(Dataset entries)

========================

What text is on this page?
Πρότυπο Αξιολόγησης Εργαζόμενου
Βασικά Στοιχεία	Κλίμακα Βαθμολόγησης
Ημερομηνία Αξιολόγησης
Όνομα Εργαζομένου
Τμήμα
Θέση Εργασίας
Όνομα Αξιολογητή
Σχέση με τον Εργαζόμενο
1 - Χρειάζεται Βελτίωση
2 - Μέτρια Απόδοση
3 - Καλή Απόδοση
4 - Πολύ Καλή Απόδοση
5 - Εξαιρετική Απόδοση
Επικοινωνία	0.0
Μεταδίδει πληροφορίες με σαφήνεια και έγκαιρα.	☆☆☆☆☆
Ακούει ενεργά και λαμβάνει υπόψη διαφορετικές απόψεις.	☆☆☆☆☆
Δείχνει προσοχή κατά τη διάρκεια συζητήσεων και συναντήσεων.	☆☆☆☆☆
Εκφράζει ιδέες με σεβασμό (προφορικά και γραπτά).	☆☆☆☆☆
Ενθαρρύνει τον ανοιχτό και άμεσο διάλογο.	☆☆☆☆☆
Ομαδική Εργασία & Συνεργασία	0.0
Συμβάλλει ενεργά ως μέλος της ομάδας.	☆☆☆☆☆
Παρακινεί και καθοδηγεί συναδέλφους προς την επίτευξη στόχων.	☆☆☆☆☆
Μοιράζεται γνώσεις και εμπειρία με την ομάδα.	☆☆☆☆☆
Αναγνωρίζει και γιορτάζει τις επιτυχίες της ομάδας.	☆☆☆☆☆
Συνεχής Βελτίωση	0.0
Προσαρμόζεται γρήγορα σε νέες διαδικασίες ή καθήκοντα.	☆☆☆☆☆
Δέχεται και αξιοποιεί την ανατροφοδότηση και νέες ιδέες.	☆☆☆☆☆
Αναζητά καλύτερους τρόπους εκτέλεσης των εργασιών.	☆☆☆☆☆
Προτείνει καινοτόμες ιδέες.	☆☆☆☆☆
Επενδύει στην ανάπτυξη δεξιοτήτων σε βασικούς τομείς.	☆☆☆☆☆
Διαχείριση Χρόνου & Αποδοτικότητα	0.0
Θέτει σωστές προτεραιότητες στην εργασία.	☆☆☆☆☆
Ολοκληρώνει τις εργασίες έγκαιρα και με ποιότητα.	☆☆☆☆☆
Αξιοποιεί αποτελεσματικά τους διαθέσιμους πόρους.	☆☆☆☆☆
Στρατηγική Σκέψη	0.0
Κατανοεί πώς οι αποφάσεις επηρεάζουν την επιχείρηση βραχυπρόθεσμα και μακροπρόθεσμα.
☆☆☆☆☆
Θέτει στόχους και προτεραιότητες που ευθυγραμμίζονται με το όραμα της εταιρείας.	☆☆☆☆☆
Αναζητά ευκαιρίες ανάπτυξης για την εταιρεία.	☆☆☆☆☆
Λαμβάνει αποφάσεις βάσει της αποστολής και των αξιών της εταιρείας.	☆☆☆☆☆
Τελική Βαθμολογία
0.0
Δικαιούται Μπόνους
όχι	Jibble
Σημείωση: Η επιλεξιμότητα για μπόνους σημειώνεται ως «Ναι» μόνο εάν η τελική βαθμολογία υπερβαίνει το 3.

========================

Check every line of the data, and copy the ones that contain "στην".

Επενδύει στην ανάπτυξη δεξιοτήτων σε βασικούς τομείς.	☆☆☆☆☆
Θέτει σωστές προτεραιότητες στην εργασία.	☆☆☆☆☆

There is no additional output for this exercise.